### EXERCISE
Look through the data below. Collect every line where the word "personal" occurs.

[Records from a dataset]
↓

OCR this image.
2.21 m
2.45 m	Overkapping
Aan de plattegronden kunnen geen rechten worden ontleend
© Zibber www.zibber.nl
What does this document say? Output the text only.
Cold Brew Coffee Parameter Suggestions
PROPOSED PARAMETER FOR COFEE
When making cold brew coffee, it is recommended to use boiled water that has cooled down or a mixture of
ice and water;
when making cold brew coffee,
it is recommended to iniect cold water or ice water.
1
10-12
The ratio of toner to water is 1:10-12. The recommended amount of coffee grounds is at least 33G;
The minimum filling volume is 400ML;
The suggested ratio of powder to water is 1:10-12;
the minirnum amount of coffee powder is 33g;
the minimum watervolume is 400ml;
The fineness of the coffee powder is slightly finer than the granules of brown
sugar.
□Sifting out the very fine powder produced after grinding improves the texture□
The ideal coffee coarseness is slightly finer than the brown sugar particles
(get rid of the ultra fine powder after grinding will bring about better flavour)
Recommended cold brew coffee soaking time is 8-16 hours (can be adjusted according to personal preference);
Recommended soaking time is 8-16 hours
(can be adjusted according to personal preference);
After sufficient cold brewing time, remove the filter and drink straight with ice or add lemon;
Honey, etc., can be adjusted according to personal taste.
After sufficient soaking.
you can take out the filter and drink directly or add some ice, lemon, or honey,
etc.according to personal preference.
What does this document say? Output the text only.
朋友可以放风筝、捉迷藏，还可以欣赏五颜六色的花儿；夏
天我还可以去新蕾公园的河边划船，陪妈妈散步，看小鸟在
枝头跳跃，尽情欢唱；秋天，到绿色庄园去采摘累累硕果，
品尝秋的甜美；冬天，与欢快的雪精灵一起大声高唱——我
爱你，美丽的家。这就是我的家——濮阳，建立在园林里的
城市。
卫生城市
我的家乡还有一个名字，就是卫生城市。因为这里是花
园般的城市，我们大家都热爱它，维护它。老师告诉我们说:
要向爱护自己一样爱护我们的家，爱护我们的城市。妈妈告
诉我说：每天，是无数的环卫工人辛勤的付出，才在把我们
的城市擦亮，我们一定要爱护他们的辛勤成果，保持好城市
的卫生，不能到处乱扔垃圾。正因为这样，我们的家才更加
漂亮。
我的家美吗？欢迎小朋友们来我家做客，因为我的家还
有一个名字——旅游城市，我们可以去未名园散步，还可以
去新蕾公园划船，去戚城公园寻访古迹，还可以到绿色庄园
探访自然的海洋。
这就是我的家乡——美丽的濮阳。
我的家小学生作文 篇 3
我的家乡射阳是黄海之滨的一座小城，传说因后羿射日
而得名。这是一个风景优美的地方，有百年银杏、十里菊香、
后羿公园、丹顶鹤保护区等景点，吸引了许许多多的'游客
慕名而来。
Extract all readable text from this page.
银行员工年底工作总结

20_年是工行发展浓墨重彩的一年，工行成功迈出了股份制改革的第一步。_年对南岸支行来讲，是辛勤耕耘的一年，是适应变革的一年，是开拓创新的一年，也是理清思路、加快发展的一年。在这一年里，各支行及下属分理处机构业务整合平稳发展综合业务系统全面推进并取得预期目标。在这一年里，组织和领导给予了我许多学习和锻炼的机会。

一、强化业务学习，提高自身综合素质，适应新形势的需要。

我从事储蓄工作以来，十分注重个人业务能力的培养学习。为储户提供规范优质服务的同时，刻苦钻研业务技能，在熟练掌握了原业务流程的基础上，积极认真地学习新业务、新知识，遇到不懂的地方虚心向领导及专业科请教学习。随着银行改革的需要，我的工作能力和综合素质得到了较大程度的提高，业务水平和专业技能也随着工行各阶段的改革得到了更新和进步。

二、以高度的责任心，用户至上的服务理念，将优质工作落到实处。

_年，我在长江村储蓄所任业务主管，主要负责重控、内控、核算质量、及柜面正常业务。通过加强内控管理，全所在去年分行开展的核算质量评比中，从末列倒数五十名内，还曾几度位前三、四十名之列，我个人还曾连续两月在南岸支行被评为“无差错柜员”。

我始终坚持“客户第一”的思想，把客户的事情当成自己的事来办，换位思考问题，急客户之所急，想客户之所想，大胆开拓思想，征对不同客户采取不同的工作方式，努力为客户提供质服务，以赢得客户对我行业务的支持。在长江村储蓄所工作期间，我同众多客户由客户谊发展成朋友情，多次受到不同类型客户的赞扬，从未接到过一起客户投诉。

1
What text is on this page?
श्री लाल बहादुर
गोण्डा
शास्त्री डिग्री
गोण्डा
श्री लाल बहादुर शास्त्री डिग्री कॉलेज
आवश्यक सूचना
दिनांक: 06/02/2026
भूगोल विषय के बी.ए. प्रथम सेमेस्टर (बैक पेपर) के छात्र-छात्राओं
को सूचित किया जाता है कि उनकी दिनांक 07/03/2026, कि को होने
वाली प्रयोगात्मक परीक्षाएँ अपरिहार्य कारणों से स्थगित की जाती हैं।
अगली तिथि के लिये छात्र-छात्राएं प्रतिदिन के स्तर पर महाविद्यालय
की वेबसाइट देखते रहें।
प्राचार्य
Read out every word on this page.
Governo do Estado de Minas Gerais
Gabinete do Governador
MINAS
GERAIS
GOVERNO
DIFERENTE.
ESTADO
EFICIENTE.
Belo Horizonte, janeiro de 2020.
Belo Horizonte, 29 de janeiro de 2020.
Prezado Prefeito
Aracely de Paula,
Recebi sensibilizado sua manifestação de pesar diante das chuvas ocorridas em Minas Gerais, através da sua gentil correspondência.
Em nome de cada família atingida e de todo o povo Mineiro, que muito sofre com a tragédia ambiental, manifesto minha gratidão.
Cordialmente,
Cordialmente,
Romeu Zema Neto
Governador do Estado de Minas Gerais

↑

### SOLUTION TO THIS TASK
Recommended cold brew coffee soaking time is 8-16 hours (can be adjusted according to personal preference);
(can be adjusted according to personal preference);
Honey, etc., can be adjusted according to personal taste.
etc.according to personal preference.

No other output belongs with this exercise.